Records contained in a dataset
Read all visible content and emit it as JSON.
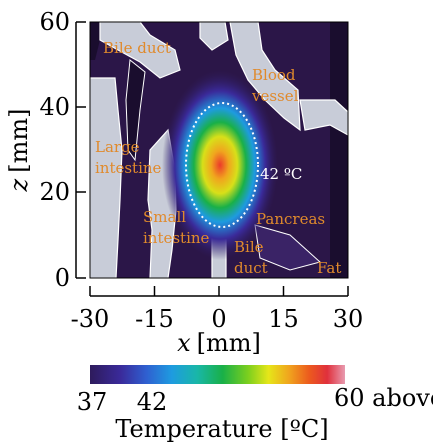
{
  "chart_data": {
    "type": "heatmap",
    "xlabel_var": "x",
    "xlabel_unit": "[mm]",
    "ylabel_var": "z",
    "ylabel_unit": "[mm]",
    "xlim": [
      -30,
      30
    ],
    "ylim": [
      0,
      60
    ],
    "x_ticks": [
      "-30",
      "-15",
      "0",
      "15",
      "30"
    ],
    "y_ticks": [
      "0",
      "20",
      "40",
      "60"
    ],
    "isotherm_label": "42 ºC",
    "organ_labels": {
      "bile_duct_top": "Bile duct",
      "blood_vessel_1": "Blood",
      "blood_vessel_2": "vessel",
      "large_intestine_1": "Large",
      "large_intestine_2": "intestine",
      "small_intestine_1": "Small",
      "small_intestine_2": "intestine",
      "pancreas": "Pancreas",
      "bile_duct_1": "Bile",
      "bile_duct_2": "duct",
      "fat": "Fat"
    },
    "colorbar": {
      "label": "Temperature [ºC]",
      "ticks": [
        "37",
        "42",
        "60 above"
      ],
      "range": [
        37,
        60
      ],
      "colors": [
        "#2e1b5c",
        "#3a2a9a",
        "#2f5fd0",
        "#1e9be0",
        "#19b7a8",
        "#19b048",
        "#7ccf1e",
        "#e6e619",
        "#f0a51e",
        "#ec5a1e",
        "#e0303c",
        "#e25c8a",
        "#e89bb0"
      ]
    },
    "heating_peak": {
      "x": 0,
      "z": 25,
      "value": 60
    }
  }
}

...

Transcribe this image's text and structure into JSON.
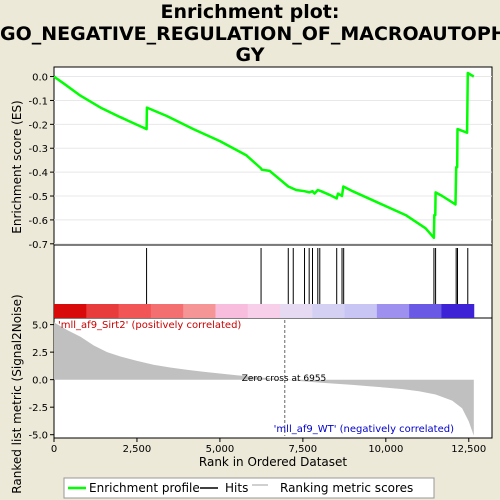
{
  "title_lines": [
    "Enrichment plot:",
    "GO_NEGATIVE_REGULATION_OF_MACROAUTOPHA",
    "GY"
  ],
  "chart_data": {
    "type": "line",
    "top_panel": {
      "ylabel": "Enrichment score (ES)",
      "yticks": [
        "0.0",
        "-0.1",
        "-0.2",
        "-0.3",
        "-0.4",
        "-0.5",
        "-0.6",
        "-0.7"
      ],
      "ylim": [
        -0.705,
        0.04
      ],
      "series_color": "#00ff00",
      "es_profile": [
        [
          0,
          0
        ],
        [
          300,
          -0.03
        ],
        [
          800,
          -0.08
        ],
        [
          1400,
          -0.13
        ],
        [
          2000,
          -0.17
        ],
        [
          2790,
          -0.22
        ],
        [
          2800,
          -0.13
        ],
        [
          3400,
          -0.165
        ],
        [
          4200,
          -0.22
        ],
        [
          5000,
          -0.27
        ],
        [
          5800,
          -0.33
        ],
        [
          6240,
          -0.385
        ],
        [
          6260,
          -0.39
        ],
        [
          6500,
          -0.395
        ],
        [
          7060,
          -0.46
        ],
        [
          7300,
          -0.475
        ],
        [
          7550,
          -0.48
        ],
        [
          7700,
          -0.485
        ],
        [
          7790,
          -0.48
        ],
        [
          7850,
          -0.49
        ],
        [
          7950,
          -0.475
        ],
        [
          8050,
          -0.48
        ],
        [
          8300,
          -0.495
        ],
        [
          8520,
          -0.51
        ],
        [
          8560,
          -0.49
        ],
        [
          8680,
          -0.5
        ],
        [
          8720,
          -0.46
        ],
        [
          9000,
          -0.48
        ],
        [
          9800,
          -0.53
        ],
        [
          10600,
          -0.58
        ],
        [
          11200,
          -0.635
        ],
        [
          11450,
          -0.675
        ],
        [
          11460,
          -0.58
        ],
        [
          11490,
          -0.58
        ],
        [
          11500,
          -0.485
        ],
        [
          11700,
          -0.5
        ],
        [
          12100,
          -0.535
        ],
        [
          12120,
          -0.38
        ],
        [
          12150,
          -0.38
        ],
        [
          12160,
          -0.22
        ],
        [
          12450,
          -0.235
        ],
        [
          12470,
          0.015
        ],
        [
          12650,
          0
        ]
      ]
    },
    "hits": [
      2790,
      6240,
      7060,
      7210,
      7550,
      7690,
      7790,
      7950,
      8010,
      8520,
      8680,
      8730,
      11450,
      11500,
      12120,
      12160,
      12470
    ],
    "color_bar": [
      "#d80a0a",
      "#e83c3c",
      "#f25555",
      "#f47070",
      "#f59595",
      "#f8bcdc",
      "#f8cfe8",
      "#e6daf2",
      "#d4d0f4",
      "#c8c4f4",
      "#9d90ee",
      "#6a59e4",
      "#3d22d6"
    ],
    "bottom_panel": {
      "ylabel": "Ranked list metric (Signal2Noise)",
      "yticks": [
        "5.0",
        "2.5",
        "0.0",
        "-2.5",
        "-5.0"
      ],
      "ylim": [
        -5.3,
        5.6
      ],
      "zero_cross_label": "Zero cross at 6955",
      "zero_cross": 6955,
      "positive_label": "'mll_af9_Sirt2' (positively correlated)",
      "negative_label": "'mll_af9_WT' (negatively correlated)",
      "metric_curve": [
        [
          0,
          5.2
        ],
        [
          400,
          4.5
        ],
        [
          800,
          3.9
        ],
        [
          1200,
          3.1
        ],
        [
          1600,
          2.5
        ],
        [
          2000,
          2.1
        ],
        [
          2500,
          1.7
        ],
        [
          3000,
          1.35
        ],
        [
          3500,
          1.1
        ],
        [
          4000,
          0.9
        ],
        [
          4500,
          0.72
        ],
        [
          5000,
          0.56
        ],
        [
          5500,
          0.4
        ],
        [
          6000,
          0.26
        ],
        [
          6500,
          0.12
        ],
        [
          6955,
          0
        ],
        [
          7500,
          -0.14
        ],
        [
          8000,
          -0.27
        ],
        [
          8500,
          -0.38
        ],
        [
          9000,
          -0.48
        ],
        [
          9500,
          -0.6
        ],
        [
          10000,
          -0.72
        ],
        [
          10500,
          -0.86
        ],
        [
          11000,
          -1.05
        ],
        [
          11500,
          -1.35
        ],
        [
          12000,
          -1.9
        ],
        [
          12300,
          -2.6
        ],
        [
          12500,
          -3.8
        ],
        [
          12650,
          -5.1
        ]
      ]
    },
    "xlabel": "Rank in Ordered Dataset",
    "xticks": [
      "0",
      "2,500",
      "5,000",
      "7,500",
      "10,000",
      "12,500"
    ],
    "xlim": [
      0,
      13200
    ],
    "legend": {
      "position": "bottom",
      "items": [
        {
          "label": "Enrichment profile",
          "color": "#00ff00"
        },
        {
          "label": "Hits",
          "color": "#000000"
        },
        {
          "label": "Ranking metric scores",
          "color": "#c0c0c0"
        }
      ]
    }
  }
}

--

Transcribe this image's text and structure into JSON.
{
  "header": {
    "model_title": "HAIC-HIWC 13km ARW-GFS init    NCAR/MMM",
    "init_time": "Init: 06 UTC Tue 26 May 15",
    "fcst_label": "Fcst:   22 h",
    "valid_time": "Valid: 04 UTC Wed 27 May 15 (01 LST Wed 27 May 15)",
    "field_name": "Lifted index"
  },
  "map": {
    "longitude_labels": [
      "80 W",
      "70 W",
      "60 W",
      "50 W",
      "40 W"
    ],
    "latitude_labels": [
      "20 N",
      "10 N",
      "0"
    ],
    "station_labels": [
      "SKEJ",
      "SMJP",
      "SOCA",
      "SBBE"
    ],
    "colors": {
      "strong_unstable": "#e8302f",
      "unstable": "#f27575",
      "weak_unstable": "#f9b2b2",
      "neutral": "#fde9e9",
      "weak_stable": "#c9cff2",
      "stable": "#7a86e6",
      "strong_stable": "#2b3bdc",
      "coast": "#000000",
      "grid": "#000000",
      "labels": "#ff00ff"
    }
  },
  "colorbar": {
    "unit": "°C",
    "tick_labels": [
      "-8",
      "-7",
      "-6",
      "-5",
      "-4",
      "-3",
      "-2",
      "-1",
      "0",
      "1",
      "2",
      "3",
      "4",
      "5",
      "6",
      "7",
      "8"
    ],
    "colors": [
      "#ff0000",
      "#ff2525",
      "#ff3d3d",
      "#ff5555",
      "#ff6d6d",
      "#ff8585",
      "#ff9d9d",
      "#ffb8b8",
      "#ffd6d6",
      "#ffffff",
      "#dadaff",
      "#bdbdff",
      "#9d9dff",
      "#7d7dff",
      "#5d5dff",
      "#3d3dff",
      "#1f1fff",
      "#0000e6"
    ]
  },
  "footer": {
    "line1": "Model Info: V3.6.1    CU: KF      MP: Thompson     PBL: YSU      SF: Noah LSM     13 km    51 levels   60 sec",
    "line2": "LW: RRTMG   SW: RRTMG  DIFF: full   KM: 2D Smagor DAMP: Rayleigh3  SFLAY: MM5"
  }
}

### Requirements
Exactly how many lines of the material contain the word "Enrichment"? Write the number alone.

### Solution
3